Exercise directions> Can all of these lines be returned exactly?

Data shown>
● ● ● ●

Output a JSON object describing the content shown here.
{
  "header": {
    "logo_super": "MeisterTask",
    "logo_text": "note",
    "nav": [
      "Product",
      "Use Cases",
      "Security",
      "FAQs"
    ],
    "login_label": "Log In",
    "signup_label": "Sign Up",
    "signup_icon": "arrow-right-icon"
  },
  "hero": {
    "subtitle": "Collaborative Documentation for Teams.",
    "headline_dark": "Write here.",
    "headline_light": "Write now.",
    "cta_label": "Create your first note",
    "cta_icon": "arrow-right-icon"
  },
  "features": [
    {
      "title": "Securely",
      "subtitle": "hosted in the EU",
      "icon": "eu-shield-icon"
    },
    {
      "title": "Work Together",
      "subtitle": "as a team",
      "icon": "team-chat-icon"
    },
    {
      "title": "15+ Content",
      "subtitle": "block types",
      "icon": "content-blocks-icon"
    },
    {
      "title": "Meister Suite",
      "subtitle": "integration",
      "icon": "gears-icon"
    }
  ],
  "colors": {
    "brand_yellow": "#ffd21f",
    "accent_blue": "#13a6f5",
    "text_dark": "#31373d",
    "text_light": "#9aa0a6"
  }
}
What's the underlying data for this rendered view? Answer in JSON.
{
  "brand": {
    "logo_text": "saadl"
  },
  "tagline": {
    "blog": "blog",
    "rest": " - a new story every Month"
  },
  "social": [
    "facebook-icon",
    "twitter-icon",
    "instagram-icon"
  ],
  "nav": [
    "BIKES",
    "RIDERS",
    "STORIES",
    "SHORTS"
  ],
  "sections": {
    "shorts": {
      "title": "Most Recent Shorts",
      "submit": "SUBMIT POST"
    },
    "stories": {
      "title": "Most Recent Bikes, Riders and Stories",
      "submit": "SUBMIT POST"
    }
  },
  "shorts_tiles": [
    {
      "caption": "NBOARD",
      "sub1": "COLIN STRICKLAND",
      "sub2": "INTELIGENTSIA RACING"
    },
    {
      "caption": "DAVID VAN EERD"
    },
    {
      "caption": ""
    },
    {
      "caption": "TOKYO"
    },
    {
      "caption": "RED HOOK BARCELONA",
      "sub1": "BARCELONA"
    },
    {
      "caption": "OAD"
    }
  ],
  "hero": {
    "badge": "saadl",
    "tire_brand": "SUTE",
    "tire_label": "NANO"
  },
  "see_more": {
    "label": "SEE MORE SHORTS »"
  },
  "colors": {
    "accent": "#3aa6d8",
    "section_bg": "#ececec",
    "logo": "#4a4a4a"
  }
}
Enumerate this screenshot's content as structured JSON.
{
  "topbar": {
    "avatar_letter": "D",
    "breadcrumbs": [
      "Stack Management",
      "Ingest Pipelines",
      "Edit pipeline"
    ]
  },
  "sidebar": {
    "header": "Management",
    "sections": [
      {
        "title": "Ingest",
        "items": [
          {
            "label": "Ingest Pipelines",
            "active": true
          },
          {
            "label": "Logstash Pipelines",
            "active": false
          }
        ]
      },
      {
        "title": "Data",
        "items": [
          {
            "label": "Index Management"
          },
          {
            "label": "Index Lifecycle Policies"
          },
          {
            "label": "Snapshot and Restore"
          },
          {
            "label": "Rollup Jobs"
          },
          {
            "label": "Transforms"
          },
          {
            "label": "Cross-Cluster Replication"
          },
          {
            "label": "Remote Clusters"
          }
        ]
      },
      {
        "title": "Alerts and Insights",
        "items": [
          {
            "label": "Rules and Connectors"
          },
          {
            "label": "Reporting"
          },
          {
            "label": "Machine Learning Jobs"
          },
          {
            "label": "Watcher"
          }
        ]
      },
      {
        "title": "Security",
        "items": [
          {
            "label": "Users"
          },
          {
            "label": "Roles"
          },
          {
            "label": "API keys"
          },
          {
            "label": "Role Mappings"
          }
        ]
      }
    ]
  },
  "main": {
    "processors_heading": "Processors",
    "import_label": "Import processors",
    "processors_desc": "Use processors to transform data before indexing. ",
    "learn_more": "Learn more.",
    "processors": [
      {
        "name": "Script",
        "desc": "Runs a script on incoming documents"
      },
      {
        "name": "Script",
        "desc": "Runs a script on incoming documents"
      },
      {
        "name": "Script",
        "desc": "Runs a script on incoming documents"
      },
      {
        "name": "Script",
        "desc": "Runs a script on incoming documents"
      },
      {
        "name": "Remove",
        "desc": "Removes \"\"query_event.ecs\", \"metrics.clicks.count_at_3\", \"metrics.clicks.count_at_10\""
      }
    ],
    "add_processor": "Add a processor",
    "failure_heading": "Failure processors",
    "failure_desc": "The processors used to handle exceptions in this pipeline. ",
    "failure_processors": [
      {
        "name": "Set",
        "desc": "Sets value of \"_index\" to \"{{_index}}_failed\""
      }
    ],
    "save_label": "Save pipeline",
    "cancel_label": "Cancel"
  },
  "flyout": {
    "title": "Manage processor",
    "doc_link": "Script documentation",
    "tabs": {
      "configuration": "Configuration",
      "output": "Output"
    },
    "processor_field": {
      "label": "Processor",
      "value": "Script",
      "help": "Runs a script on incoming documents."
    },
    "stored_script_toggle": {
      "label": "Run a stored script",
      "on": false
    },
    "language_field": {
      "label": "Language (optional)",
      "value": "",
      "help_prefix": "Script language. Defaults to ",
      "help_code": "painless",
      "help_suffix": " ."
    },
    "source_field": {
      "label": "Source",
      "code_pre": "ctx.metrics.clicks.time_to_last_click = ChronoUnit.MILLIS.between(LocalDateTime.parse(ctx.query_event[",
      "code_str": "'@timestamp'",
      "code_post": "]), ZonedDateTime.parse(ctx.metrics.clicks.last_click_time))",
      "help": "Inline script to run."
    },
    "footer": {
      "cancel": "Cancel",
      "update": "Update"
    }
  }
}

● ● ● ●

Full solution>
Output a JSON object describing the content shown here.
{
  "header": {
    "logo_super": "MeisterTask",
    "logo_text": "note",
    "nav": [
      "Product",
      "Use Cases",
      "Security",
      "FAQs"
    ],
    "login_label": "Log In",
    "signup_label": "Sign Up",
    "signup_icon": "arrow-right-icon"
  },
  "hero": {
    "subtitle": "Collaborative Documentation for Teams.",
    "headline_dark": "Write here.",
    "headline_light": "Write now.",
    "cta_label": "Create your first note",
    "cta_icon": "arrow-right-icon"
  },
  "features": [
    {
      "title": "Securely",
      "subtitle": "hosted in the EU",
      "icon": "eu-shield-icon"
    },
    {
      "title": "Work Together",
      "subtitle": "as a team",
      "icon": "team-chat-icon"
    },
    {
      "title": "15+ Content",
      "subtitle": "block types",
      "icon": "content-blocks-icon"
    },
    {
      "title": "Meister Suite",
      "subtitle": "integration",
      "icon": "gears-icon"
    }
  ],
  "colors": {
    "brand_yellow": "#ffd21f",
    "accent_blue": "#13a6f5",
    "text_dark": "#31373d",
    "text_light": "#9aa0a6"
  }
}
What's the underlying data for this rendered view? Answer in JSON.
{
  "brand": {
    "logo_text": "saadl"
  },
  "tagline": {
    "blog": "blog",
    "rest": " - a new story every Month"
  },
  "social": [
    "facebook-icon",
    "twitter-icon",
    "instagram-icon"
  ],
  "nav": [
    "BIKES",
    "RIDERS",
    "STORIES",
    "SHORTS"
  ],
  "sections": {
    "shorts": {
      "title": "Most Recent Shorts",
      "submit": "SUBMIT POST"
    },
    "stories": {
      "title": "Most Recent Bikes, Riders and Stories",
      "submit": "SUBMIT POST"
    }
  },
  "shorts_tiles": [
    {
      "caption": "NBOARD",
      "sub1": "COLIN STRICKLAND",
      "sub2": "INTELIGENTSIA RACING"
    },
    {
      "caption": "DAVID VAN EERD"
    },
    {
      "caption": ""
    },
    {
      "caption": "TOKYO"
    },
    {
      "caption": "RED HOOK BARCELONA",
      "sub1": "BARCELONA"
    },
    {
      "caption": "OAD"
    }
  ],
  "hero": {
    "badge": "saadl",
    "tire_brand": "SUTE",
    "tire_label": "NANO"
  },
  "see_more": {
    "label": "SEE MORE SHORTS »"
  },
  "colors": {
    "accent": "#3aa6d8",
    "section_bg": "#ececec",
    "logo": "#4a4a4a"
  }
}
Enumerate this screenshot's content as structured JSON.
{
  "topbar": {
    "avatar_letter": "D",
    "breadcrumbs": [
      "Stack Management",
      "Ingest Pipelines",
      "Edit pipeline"
    ]
  },
  "sidebar": {
    "header": "Management",
    "sections": [
      {
        "title": "Ingest",
        "items": [
          {
            "label": "Ingest Pipelines",
            "active": true
          },
          {
            "label": "Logstash Pipelines",
            "active": false
          }
        ]
      },
      {
        "title": "Data",
        "items": [
          {
            "label": "Index Management"
          },
          {
            "label": "Index Lifecycle Policies"
          },
          {
            "label": "Snapshot and Restore"
          },
          {
            "label": "Rollup Jobs"
          },
          {
            "label": "Transforms"
          },
          {
            "label": "Cross-Cluster Replication"
          },
          {
            "label": "Remote Clusters"
          }
        ]
      },
      {
        "title": "Alerts and Insights",
        "items": [
          {
            "label": "Rules and Connectors"
          },
          {
            "label": "Reporting"
          },
          {
            "label": "Machine Learning Jobs"
          },
          {
            "label": "Watcher"
          }
        ]
      },
      {
        "title": "Security",
        "items": [
          {
            "label": "Users"
          },
          {
            "label": "Roles"
          },
          {
            "label": "API keys"
          },
          {
            "label": "Role Mappings"
          }
        ]
      }
    ]
  },
  "main": {
    "processors_heading": "Processors",
    "import_label": "Import processors",
    "processors_desc": "Use processors to transform data before indexing. ",
    "learn_more": "Learn more.",
    "processors": [
      {
        "name": "Script",
        "desc": "Runs a script on incoming documents"
      },
      {
        "name": "Script",
        "desc": "Runs a script on incoming documents"
      },
      {
        "name": "Script",
        "desc": "Runs a script on incoming documents"
      },
      {
        "name": "Script",
        "desc": "Runs a script on incoming documents"
      },
      {
        "name": "Remove",
        "desc": "Removes \"\"query_event.ecs\", \"metrics.clicks.count_at_3\", \"metrics.clicks.count_at_10\""
      }
    ],
    "add_processor": "Add a processor",
    "failure_heading": "Failure processors",
    "failure_desc": "The processors used to handle exceptions in this pipeline. ",
    "failure_processors": [
      {
        "name": "Set",
        "desc": "Sets value of \"_index\" to \"{{_index}}_failed\""
      }
    ],
    "save_label": "Save pipeline",
    "cancel_label": "Cancel"
  },
  "flyout": {
    "title": "Manage processor",
    "doc_link": "Script documentation",
    "tabs": {
      "configuration": "Configuration",
      "output": "Output"
    },
    "processor_field": {
      "label": "Processor",
      "value": "Script",
      "help": "Runs a script on incoming documents."
    },
    "stored_script_toggle": {
      "label": "Run a stored script",
      "on": false
    },
    "language_field": {
      "label": "Language (optional)",
      "value": "",
      "help_prefix": "Script language. Defaults to ",
      "help_code": "painless",
      "help_suffix": " ."
    },
    "source_field": {
      "label": "Source",
      "code_pre": "ctx.metrics.clicks.time_to_last_click = ChronoUnit.MILLIS.between(LocalDateTime.parse(ctx.query_event[",
      "code_str": "'@timestamp'",
      "code_post": "]), ZonedDateTime.parse(ctx.metrics.clicks.last_click_time))",
      "help": "Inline script to run."
    },
    "footer": {
      "cancel": "Cancel",
      "update": "Update"
    }
  }
}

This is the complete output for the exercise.